Are you able to quote each entry exactly as written?

[BEGIN DATASET CONTENT]

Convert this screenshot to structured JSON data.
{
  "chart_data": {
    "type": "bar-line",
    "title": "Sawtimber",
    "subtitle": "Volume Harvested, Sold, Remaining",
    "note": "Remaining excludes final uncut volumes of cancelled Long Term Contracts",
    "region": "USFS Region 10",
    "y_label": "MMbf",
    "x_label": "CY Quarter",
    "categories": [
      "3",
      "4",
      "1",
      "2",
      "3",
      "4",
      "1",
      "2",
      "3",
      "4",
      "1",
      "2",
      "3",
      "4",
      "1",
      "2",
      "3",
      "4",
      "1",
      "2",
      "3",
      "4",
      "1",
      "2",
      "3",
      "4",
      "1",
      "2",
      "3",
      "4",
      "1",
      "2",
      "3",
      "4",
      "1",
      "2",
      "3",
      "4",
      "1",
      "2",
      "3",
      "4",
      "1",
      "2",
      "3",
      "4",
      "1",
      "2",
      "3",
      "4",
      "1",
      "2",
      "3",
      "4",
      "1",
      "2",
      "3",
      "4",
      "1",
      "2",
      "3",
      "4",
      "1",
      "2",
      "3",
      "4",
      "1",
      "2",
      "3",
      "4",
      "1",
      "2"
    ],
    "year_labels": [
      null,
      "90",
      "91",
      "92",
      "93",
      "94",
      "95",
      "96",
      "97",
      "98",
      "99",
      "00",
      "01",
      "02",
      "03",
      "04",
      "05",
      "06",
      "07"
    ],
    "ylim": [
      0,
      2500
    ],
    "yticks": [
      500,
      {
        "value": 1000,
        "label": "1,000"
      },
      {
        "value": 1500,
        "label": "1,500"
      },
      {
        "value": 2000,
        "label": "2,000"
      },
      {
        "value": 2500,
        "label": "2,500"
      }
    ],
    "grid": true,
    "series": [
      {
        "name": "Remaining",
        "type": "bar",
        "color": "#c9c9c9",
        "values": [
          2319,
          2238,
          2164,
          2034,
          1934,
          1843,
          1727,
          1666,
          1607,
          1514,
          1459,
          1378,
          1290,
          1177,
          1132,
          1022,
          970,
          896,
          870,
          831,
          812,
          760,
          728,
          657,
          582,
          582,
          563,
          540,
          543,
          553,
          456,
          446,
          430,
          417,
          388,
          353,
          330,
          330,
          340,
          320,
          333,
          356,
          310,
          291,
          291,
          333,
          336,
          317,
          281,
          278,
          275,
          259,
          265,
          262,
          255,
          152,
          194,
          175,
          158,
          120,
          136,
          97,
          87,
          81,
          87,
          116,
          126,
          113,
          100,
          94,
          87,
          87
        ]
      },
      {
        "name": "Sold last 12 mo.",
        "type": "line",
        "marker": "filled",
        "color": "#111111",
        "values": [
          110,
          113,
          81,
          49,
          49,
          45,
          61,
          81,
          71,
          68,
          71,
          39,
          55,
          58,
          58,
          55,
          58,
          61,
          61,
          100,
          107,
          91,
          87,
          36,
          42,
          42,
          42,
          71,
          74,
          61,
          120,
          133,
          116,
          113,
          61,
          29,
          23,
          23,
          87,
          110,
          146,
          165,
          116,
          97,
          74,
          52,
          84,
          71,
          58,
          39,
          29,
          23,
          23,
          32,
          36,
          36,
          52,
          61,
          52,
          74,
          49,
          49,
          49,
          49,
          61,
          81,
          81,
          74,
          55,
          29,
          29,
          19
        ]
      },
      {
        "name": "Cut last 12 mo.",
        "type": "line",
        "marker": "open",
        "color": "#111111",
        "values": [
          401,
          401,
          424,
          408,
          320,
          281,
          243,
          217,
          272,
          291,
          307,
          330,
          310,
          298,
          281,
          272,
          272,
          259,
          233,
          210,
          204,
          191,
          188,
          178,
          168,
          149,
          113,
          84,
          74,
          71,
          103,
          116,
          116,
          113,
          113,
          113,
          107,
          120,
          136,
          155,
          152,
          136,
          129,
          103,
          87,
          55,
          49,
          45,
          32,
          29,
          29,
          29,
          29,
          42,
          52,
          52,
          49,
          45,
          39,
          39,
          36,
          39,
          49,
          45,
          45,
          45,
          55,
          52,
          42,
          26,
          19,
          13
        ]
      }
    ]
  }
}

[END DATASET CONTENT]

### EXPECTED ANSWER
Convert this screenshot to structured JSON data.
{
  "chart_data": {
    "type": "bar-line",
    "title": "Sawtimber",
    "subtitle": "Volume Harvested, Sold, Remaining",
    "note": "Remaining excludes final uncut volumes of cancelled Long Term Contracts",
    "region": "USFS Region 10",
    "y_label": "MMbf",
    "x_label": "CY Quarter",
    "categories": [
      "3",
      "4",
      "1",
      "2",
      "3",
      "4",
      "1",
      "2",
      "3",
      "4",
      "1",
      "2",
      "3",
      "4",
      "1",
      "2",
      "3",
      "4",
      "1",
      "2",
      "3",
      "4",
      "1",
      "2",
      "3",
      "4",
      "1",
      "2",
      "3",
      "4",
      "1",
      "2",
      "3",
      "4",
      "1",
      "2",
      "3",
      "4",
      "1",
      "2",
      "3",
      "4",
      "1",
      "2",
      "3",
      "4",
      "1",
      "2",
      "3",
      "4",
      "1",
      "2",
      "3",
      "4",
      "1",
      "2",
      "3",
      "4",
      "1",
      "2",
      "3",
      "4",
      "1",
      "2",
      "3",
      "4",
      "1",
      "2",
      "3",
      "4",
      "1",
      "2"
    ],
    "year_labels": [
      null,
      "90",
      "91",
      "92",
      "93",
      "94",
      "95",
      "96",
      "97",
      "98",
      "99",
      "00",
      "01",
      "02",
      "03",
      "04",
      "05",
      "06",
      "07"
    ],
    "ylim": [
      0,
      2500
    ],
    "yticks": [
      500,
      {
        "value": 1000,
        "label": "1,000"
      },
      {
        "value": 1500,
        "label": "1,500"
      },
      {
        "value": 2000,
        "label": "2,000"
      },
      {
        "value": 2500,
        "label": "2,500"
      }
    ],
    "grid": true,
    "series": [
      {
        "name": "Remaining",
        "type": "bar",
        "color": "#c9c9c9",
        "values": [
          2319,
          2238,
          2164,
          2034,
          1934,
          1843,
          1727,
          1666,
          1607,
          1514,
          1459,
          1378,
          1290,
          1177,
          1132,
          1022,
          970,
          896,
          870,
          831,
          812,
          760,
          728,
          657,
          582,
          582,
          563,
          540,
          543,
          553,
          456,
          446,
          430,
          417,
          388,
          353,
          330,
          330,
          340,
          320,
          333,
          356,
          310,
          291,
          291,
          333,
          336,
          317,
          281,
          278,
          275,
          259,
          265,
          262,
          255,
          152,
          194,
          175,
          158,
          120,
          136,
          97,
          87,
          81,
          87,
          116,
          126,
          113,
          100,
          94,
          87,
          87
        ]
      },
      {
        "name": "Sold last 12 mo.",
        "type": "line",
        "marker": "filled",
        "color": "#111111",
        "values": [
          110,
          113,
          81,
          49,
          49,
          45,
          61,
          81,
          71,
          68,
          71,
          39,
          55,
          58,
          58,
          55,
          58,
          61,
          61,
          100,
          107,
          91,
          87,
          36,
          42,
          42,
          42,
          71,
          74,
          61,
          120,
          133,
          116,
          113,
          61,
          29,
          23,
          23,
          87,
          110,
          146,
          165,
          116,
          97,
          74,
          52,
          84,
          71,
          58,
          39,
          29,
          23,
          23,
          32,
          36,
          36,
          52,
          61,
          52,
          74,
          49,
          49,
          49,
          49,
          61,
          81,
          81,
          74,
          55,
          29,
          29,
          19
        ]
      },
      {
        "name": "Cut last 12 mo.",
        "type": "line",
        "marker": "open",
        "color": "#111111",
        "values": [
          401,
          401,
          424,
          408,
          320,
          281,
          243,
          217,
          272,
          291,
          307,
          330,
          310,
          298,
          281,
          272,
          272,
          259,
          233,
          210,
          204,
          191,
          188,
          178,
          168,
          149,
          113,
          84,
          74,
          71,
          103,
          116,
          116,
          113,
          113,
          113,
          107,
          120,
          136,
          155,
          152,
          136,
          129,
          103,
          87,
          55,
          49,
          45,
          32,
          29,
          29,
          29,
          29,
          42,
          52,
          52,
          49,
          45,
          39,
          39,
          36,
          39,
          49,
          45,
          45,
          45,
          55,
          52,
          42,
          26,
          19,
          13
        ]
      }
    ]
  }
}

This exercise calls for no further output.